(begin)

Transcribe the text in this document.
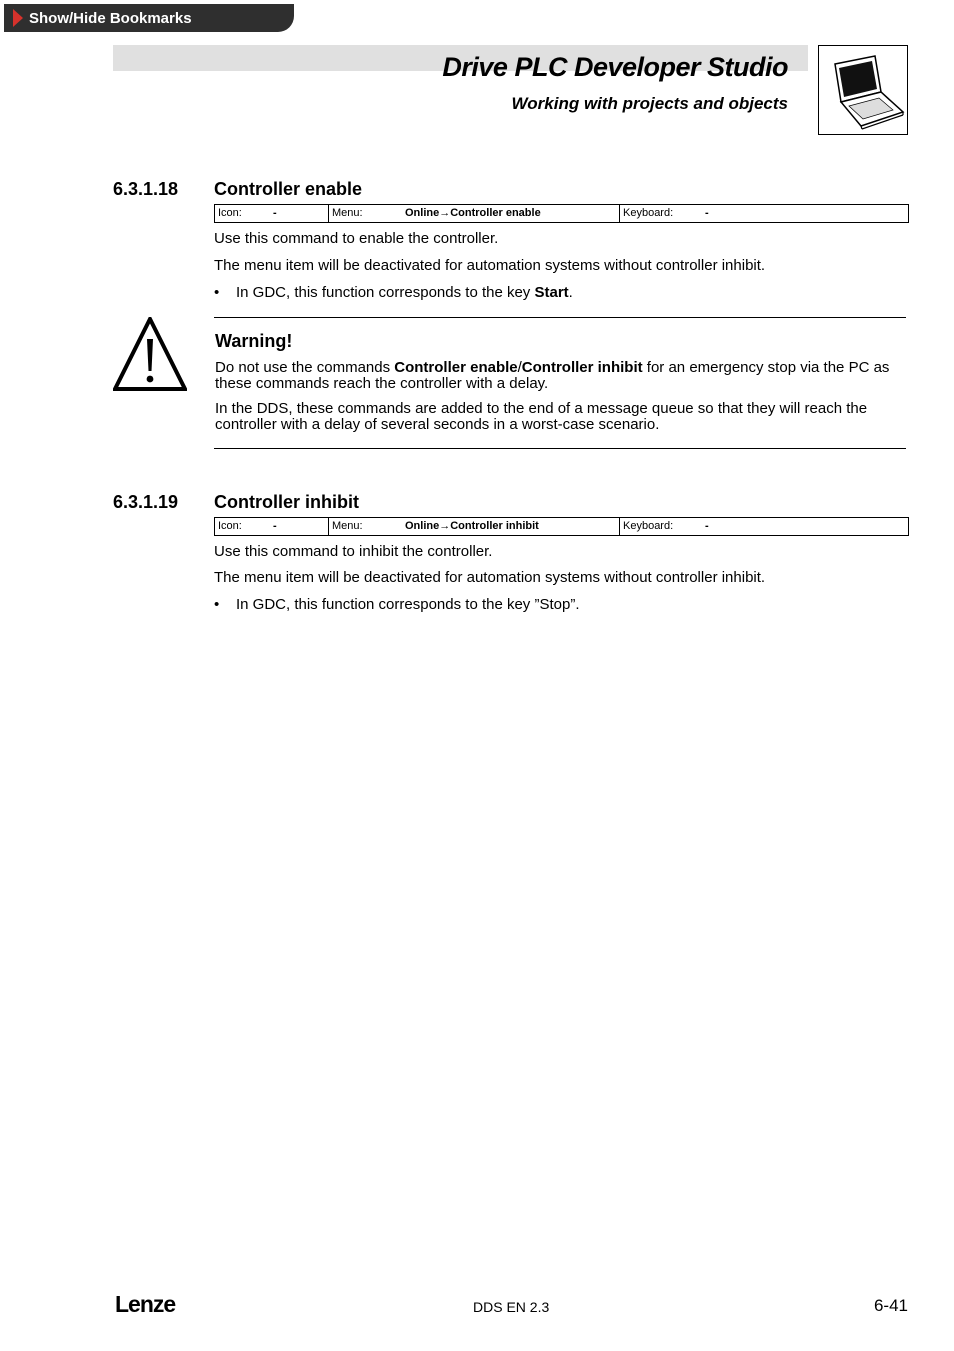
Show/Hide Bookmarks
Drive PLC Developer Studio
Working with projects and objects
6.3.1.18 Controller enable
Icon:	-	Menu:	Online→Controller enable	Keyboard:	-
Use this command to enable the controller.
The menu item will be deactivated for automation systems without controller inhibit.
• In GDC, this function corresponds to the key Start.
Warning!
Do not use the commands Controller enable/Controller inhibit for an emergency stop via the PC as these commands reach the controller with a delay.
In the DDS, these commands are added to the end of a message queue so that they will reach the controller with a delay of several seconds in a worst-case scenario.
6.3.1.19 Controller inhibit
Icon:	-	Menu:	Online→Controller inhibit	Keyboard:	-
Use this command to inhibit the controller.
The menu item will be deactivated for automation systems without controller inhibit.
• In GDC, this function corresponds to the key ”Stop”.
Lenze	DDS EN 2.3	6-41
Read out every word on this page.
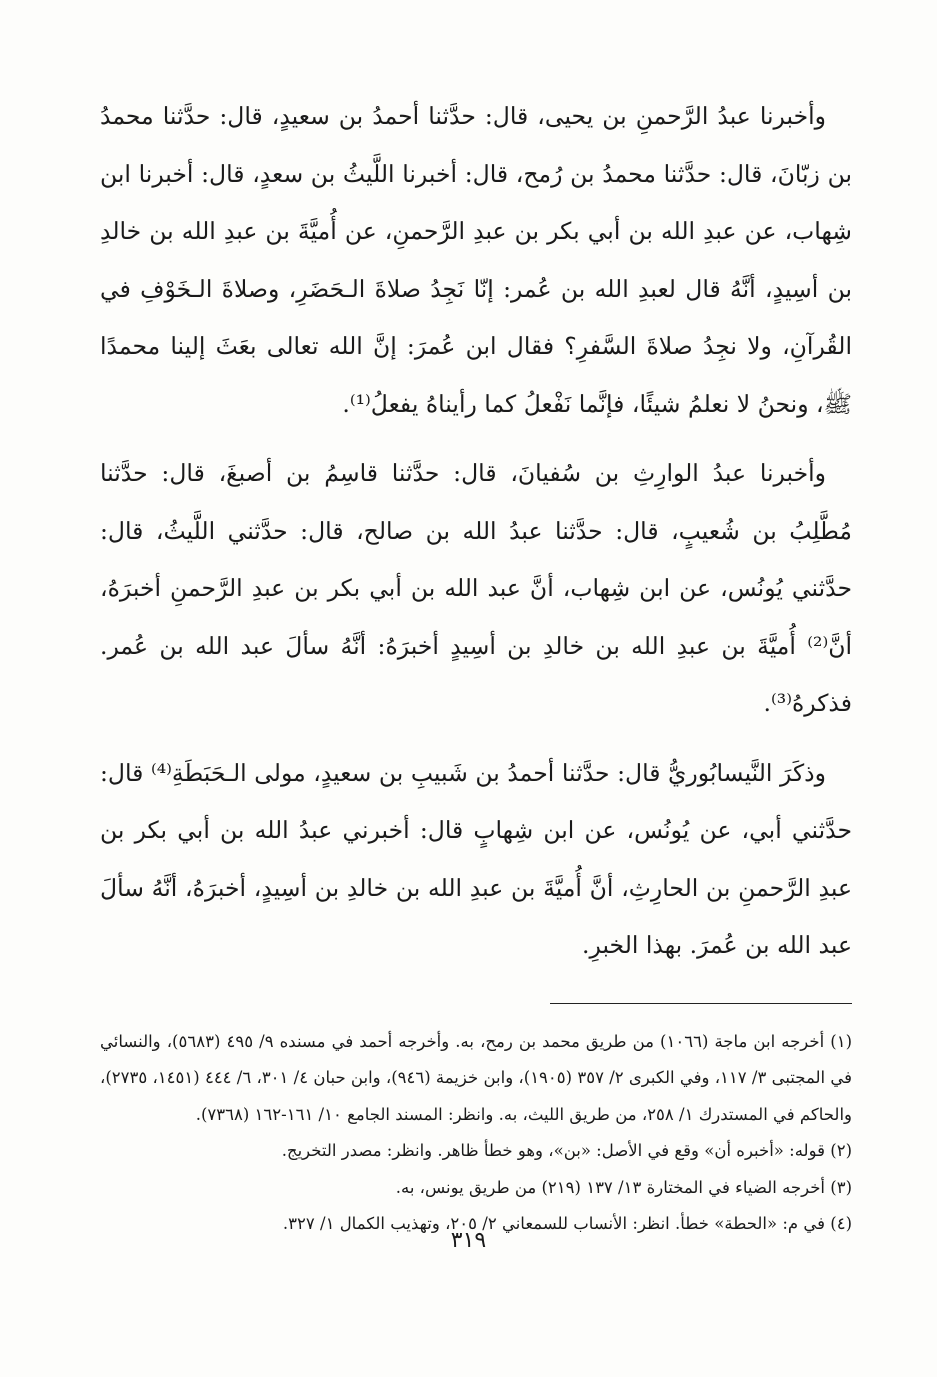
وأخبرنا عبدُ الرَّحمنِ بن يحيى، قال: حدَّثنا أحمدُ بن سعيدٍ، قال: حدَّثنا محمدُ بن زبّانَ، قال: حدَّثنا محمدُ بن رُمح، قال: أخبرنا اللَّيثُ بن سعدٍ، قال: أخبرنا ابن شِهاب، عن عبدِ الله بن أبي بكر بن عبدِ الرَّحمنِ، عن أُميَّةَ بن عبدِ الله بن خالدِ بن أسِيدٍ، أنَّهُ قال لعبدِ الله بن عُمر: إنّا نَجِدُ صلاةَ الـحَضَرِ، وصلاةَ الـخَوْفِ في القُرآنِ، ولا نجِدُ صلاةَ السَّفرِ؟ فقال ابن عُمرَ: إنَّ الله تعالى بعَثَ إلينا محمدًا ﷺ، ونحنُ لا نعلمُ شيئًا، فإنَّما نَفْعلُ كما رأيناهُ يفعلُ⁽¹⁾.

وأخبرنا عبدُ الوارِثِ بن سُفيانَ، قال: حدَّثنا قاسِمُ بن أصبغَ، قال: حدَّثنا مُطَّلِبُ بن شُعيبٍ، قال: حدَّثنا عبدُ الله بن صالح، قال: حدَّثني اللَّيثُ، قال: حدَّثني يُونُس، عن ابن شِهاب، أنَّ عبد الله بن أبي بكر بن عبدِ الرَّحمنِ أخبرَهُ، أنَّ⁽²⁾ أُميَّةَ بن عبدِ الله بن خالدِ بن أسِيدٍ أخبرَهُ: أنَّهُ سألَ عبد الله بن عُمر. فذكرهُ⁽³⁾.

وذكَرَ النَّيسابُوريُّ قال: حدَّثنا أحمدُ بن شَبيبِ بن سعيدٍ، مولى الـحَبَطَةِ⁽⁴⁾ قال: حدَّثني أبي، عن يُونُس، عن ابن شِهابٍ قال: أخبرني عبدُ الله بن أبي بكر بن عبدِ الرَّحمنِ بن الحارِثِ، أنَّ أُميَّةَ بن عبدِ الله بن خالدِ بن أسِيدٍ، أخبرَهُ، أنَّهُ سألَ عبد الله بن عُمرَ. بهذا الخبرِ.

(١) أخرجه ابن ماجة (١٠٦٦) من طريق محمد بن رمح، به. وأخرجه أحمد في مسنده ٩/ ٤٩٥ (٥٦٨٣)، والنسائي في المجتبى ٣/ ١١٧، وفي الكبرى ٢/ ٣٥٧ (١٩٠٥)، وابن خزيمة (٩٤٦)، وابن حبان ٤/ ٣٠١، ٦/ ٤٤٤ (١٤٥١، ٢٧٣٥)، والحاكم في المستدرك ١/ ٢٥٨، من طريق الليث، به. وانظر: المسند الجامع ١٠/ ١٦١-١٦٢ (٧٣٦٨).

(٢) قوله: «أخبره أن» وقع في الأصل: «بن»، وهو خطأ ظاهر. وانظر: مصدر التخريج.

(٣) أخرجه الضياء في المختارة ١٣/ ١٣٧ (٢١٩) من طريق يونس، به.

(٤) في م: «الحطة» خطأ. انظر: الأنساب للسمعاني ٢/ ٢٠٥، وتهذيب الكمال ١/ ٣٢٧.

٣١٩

(end)

Task requirements
Say how many lines of the material contain the word "طريق", with no other text.

Output for this exercise
2